▸ **Dataset excerpts**:
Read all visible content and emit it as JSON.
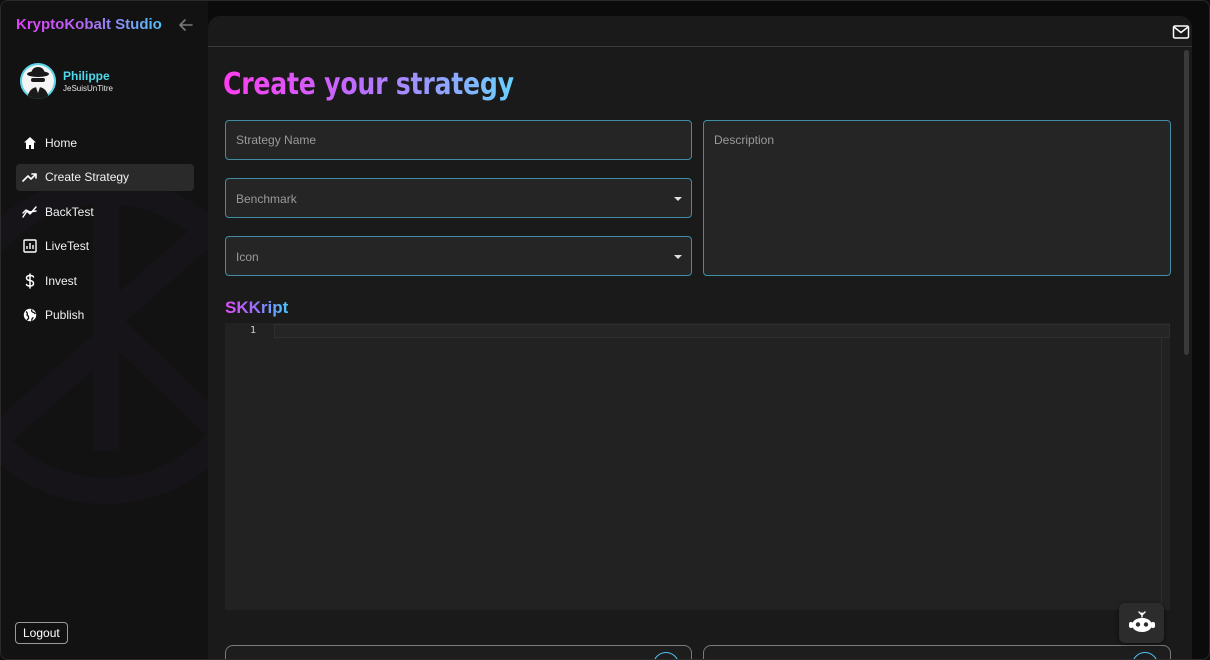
{
  "app": {
    "brand": "KryptoKobalt Studio"
  },
  "user": {
    "name": "Philippe",
    "handle": "JeSuisUnTitre"
  },
  "sidebar": {
    "items": [
      {
        "label": "Home",
        "icon": "home-icon",
        "active": false
      },
      {
        "label": "Create Strategy",
        "icon": "trending-up-icon",
        "active": true
      },
      {
        "label": "BackTest",
        "icon": "chart-line-icon",
        "active": false
      },
      {
        "label": "LiveTest",
        "icon": "bar-chart-icon",
        "active": false
      },
      {
        "label": "Invest",
        "icon": "dollar-icon",
        "active": false
      },
      {
        "label": "Publish",
        "icon": "globe-icon",
        "active": false
      }
    ],
    "logout_label": "Logout"
  },
  "main": {
    "title": "Create your strategy",
    "form": {
      "strategy_name_placeholder": "Strategy Name",
      "benchmark_placeholder": "Benchmark",
      "icon_placeholder": "Icon",
      "description_placeholder": "Description"
    },
    "editor": {
      "title": "SKKript",
      "line_numbers": [
        "1"
      ],
      "content": ""
    }
  },
  "colors": {
    "accent_cyan": "#4fd8ec",
    "accent_magenta": "#e040fb",
    "field_border": "#3f8ea6"
  }
}
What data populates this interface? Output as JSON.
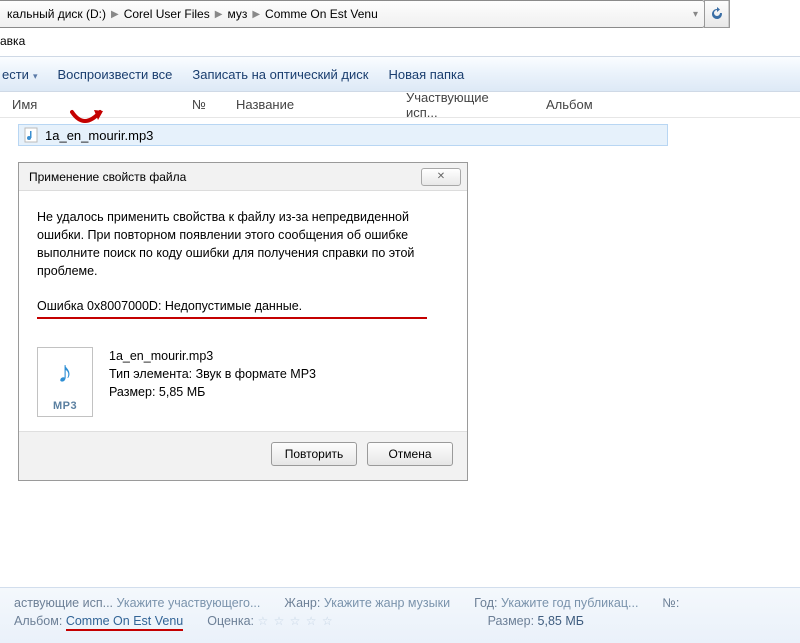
{
  "breadcrumb": {
    "p0": "кальный диск (D:)",
    "p1": "Corel User Files",
    "p2": "муз",
    "p3": "Comme On Est Venu"
  },
  "menubar": {
    "help": "авка"
  },
  "commandbar": {
    "play": "ести",
    "play_all": "Воспроизвести все",
    "burn": "Записать на оптический диск",
    "newfolder": "Новая папка"
  },
  "columns": {
    "name": "Имя",
    "num": "№",
    "title": "Название",
    "artists": "Участвующие исп...",
    "album": "Альбом"
  },
  "file": {
    "name": "1a_en_mourir.mp3"
  },
  "dialog": {
    "title": "Применение свойств файла",
    "msg": "Не удалось применить свойства к файлу из-за непредвиденной ошибки. При повторном появлении этого сообщения об ошибке выполните поиск по коду ошибки для получения справки по этой проблеме.",
    "error": "Ошибка 0x8007000D: Недопустимые данные.",
    "filename": "1a_en_mourir.mp3",
    "type_lbl": "Тип элемента: Звук в формате MP3",
    "size_lbl": "Размер: 5,85 МБ",
    "retry": "Повторить",
    "cancel": "Отмена"
  },
  "details": {
    "artists_lbl": "аствующие исп...",
    "artists_hint": "Укажите участвующего...",
    "genre_lbl": "Жанр:",
    "genre_hint": "Укажите жанр музыки",
    "year_lbl": "Год:",
    "year_hint": "Укажите год публикац...",
    "no_lbl": "№:",
    "album_lbl": "Альбом:",
    "album_val": "Comme On Est Venu",
    "rating_lbl": "Оценка:",
    "size_lbl": "Размер:",
    "size_val": "5,85 МБ"
  }
}
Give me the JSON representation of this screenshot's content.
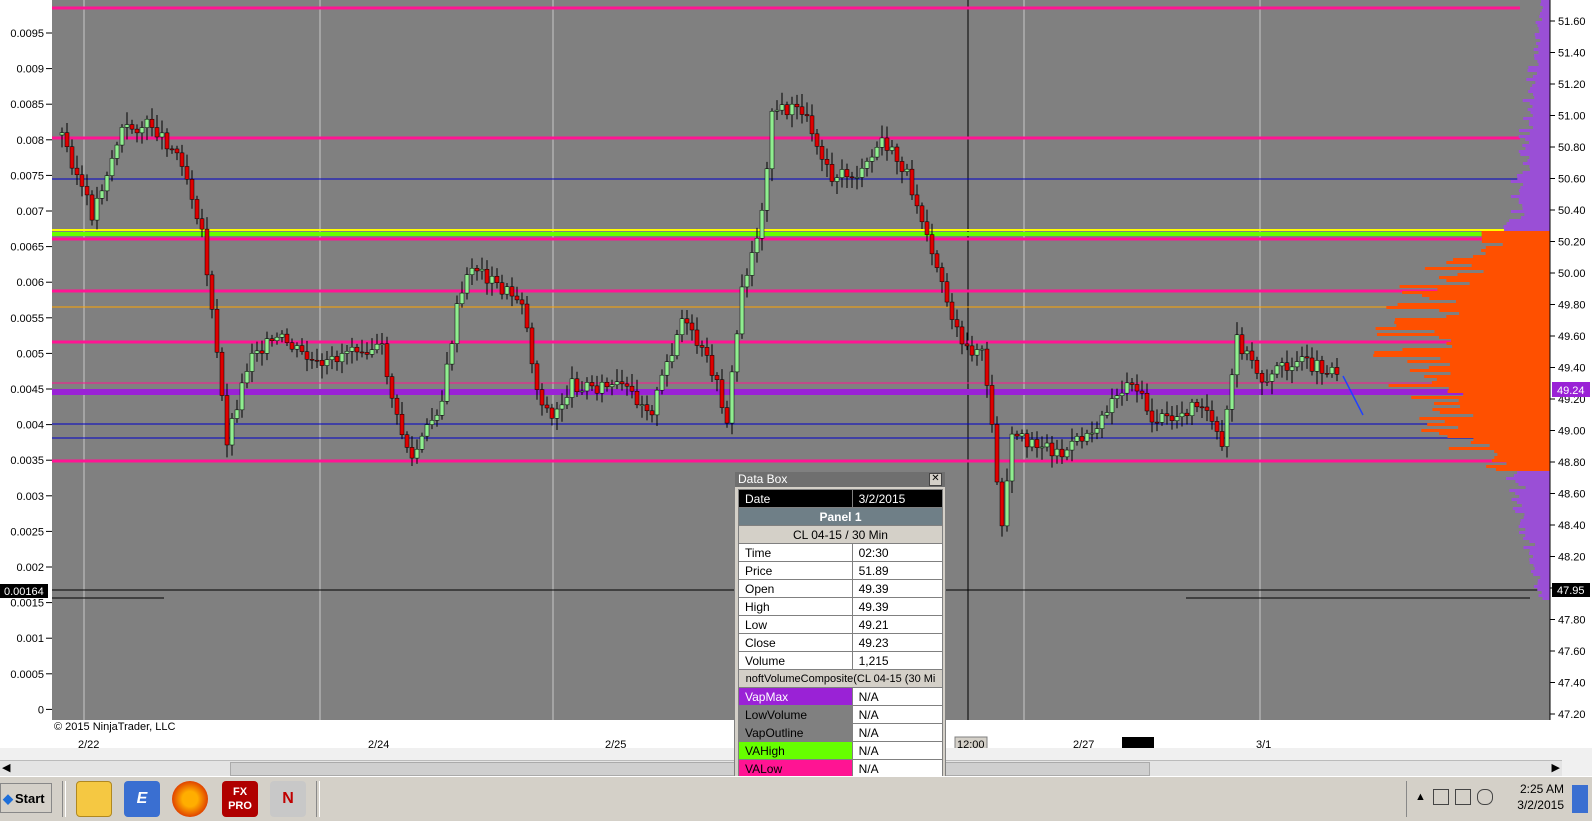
{
  "chart": {
    "copyright": "© 2015 NinjaTrader, LLC",
    "left_axis_ticks": [
      "0.0095",
      "0.009",
      "0.0085",
      "0.008",
      "0.0075",
      "0.007",
      "0.0065",
      "0.006",
      "0.0055",
      "0.005",
      "0.0045",
      "0.004",
      "0.0035",
      "0.003",
      "0.0025",
      "0.002",
      "0.0015",
      "0.001",
      "0.0005",
      "0"
    ],
    "left_axis_marker": "0.00164",
    "right_axis_ticks": [
      "51.60",
      "51.40",
      "51.20",
      "51.00",
      "50.80",
      "50.60",
      "50.40",
      "50.20",
      "50.00",
      "49.80",
      "49.60",
      "49.40",
      "49.20",
      "49.00",
      "48.80",
      "48.60",
      "48.40",
      "48.20",
      "48.00",
      "47.80",
      "47.60",
      "47.40",
      "47.20"
    ],
    "price_tag": "49.24",
    "price_tag_hidden": "49.39",
    "right_axis_marker": "47.95",
    "x_labels": [
      "2/22",
      "2/24",
      "2/25",
      "12:00",
      "2/27",
      "3/1"
    ],
    "level_colors": {
      "magenta": "#ff1493",
      "blue": "#0000c8",
      "green": "#66ff00",
      "yellow": "#ffff00",
      "purple": "#8a2be2",
      "orange": "#ff5000"
    }
  },
  "databox": {
    "title": "Data Box",
    "date_label": "Date",
    "date_value": "3/2/2015",
    "panel": "Panel 1",
    "instrument": "CL 04-15 / 30 Min",
    "rows": [
      {
        "label": "Time",
        "value": "02:30"
      },
      {
        "label": "Price",
        "value": "51.89"
      },
      {
        "label": "Open",
        "value": "49.39"
      },
      {
        "label": "High",
        "value": "49.39"
      },
      {
        "label": "Low",
        "value": "49.21"
      },
      {
        "label": "Close",
        "value": "49.23"
      },
      {
        "label": "Volume",
        "value": "1,215"
      }
    ],
    "indicator": "noftVolumeComposite(CL 04-15 (30 Mi",
    "ind_rows": [
      {
        "label": "VapMax",
        "value": "N/A",
        "color": "#9a22d6"
      },
      {
        "label": "LowVolume",
        "value": "N/A",
        "color": "#808080"
      },
      {
        "label": "VapOutline",
        "value": "N/A",
        "color": "#808080"
      },
      {
        "label": "VAHigh",
        "value": "N/A",
        "color": "#66ff00"
      },
      {
        "label": "VALow",
        "value": "N/A",
        "color": "#ff1493"
      }
    ]
  },
  "taskbar": {
    "start": "Start",
    "time": "2:25 AM",
    "date": "3/2/2015",
    "apps": [
      "folder-icon",
      "e-icon",
      "firefox-icon",
      "fxpro-icon",
      "ninja-icon"
    ]
  }
}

▸ **Work to be completed**:
Repeat the material above verbatim. Leave the pictures behind.

▸ **Result for this task**:
Read all visible content and emit it as JSON.
{
  "app": {
    "brand": "KryptoKobalt Studio"
  },
  "user": {
    "name": "Philippe",
    "handle": "JeSuisUnTitre"
  },
  "sidebar": {
    "items": [
      {
        "label": "Home",
        "icon": "home-icon",
        "active": false
      },
      {
        "label": "Create Strategy",
        "icon": "trending-up-icon",
        "active": true
      },
      {
        "label": "BackTest",
        "icon": "chart-line-icon",
        "active": false
      },
      {
        "label": "LiveTest",
        "icon": "bar-chart-icon",
        "active": false
      },
      {
        "label": "Invest",
        "icon": "dollar-icon",
        "active": false
      },
      {
        "label": "Publish",
        "icon": "globe-icon",
        "active": false
      }
    ],
    "logout_label": "Logout"
  },
  "main": {
    "title": "Create your strategy",
    "form": {
      "strategy_name_placeholder": "Strategy Name",
      "benchmark_placeholder": "Benchmark",
      "icon_placeholder": "Icon",
      "description_placeholder": "Description"
    },
    "editor": {
      "title": "SKKript",
      "line_numbers": [
        "1"
      ],
      "content": ""
    }
  },
  "colors": {
    "accent_cyan": "#4fd8ec",
    "accent_magenta": "#e040fb",
    "field_border": "#3f8ea6"
  }
}
What data populates this interface? Output as JSON.
{
  "breadcrumb": {
    "p0": "кальный диск (D:)",
    "p1": "Corel User Files",
    "p2": "муз",
    "p3": "Comme On Est Venu"
  },
  "menubar": {
    "help": "авка"
  },
  "commandbar": {
    "play": "ести",
    "play_all": "Воспроизвести все",
    "burn": "Записать на оптический диск",
    "newfolder": "Новая папка"
  },
  "columns": {
    "name": "Имя",
    "num": "№",
    "title": "Название",
    "artists": "Участвующие исп...",
    "album": "Альбом"
  },
  "file": {
    "name": "1a_en_mourir.mp3"
  },
  "dialog": {
    "title": "Применение свойств файла",
    "msg": "Не удалось применить свойства к файлу из-за непредвиденной ошибки. При повторном появлении этого сообщения об ошибке выполните поиск по коду ошибки для получения справки по этой проблеме.",
    "error": "Ошибка 0x8007000D: Недопустимые данные.",
    "filename": "1a_en_mourir.mp3",
    "type_lbl": "Тип элемента: Звук в формате MP3",
    "size_lbl": "Размер: 5,85 МБ",
    "retry": "Повторить",
    "cancel": "Отмена"
  },
  "details": {
    "artists_lbl": "аствующие исп...",
    "artists_hint": "Укажите участвующего...",
    "genre_lbl": "Жанр:",
    "genre_hint": "Укажите жанр музыки",
    "year_lbl": "Год:",
    "year_hint": "Укажите год публикац...",
    "no_lbl": "№:",
    "album_lbl": "Альбом:",
    "album_val": "Comme On Est Venu",
    "rating_lbl": "Оценка:",
    "size_lbl": "Размер:",
    "size_val": "5,85 МБ"
  }
}
Give me the JSON representation of this screenshot's content.
{
  "chart": {
    "copyright": "© 2015 NinjaTrader, LLC",
    "left_axis_ticks": [
      "0.0095",
      "0.009",
      "0.0085",
      "0.008",
      "0.0075",
      "0.007",
      "0.0065",
      "0.006",
      "0.0055",
      "0.005",
      "0.0045",
      "0.004",
      "0.0035",
      "0.003",
      "0.0025",
      "0.002",
      "0.0015",
      "0.001",
      "0.0005",
      "0"
    ],
    "left_axis_marker": "0.00164",
    "right_axis_ticks": [
      "51.60",
      "51.40",
      "51.20",
      "51.00",
      "50.80",
      "50.60",
      "50.40",
      "50.20",
      "50.00",
      "49.80",
      "49.60",
      "49.40",
      "49.20",
      "49.00",
      "48.80",
      "48.60",
      "48.40",
      "48.20",
      "48.00",
      "47.80",
      "47.60",
      "47.40",
      "47.20"
    ],
    "price_tag": "49.24",
    "price_tag_hidden": "49.39",
    "right_axis_marker": "47.95",
    "x_labels": [
      "2/22",
      "2/24",
      "2/25",
      "12:00",
      "2/27",
      "3/1"
    ],
    "level_colors": {
      "magenta": "#ff1493",
      "blue": "#0000c8",
      "green": "#66ff00",
      "yellow": "#ffff00",
      "purple": "#8a2be2",
      "orange": "#ff5000"
    }
  },
  "databox": {
    "title": "Data Box",
    "date_label": "Date",
    "date_value": "3/2/2015",
    "panel": "Panel 1",
    "instrument": "CL 04-15 / 30 Min",
    "rows": [
      {
        "label": "Time",
        "value": "02:30"
      },
      {
        "label": "Price",
        "value": "51.89"
      },
      {
        "label": "Open",
        "value": "49.39"
      },
      {
        "label": "High",
        "value": "49.39"
      },
      {
        "label": "Low",
        "value": "49.21"
      },
      {
        "label": "Close",
        "value": "49.23"
      },
      {
        "label": "Volume",
        "value": "1,215"
      }
    ],
    "indicator": "noftVolumeComposite(CL 04-15 (30 Mi",
    "ind_rows": [
      {
        "label": "VapMax",
        "value": "N/A",
        "color": "#9a22d6"
      },
      {
        "label": "LowVolume",
        "value": "N/A",
        "color": "#808080"
      },
      {
        "label": "VapOutline",
        "value": "N/A",
        "color": "#808080"
      },
      {
        "label": "VAHigh",
        "value": "N/A",
        "color": "#66ff00"
      },
      {
        "label": "VALow",
        "value": "N/A",
        "color": "#ff1493"
      }
    ]
  },
  "taskbar": {
    "start": "Start",
    "time": "2:25 AM",
    "date": "3/2/2015",
    "apps": [
      "folder-icon",
      "e-icon",
      "firefox-icon",
      "fxpro-icon",
      "ninja-icon"
    ]
  }
}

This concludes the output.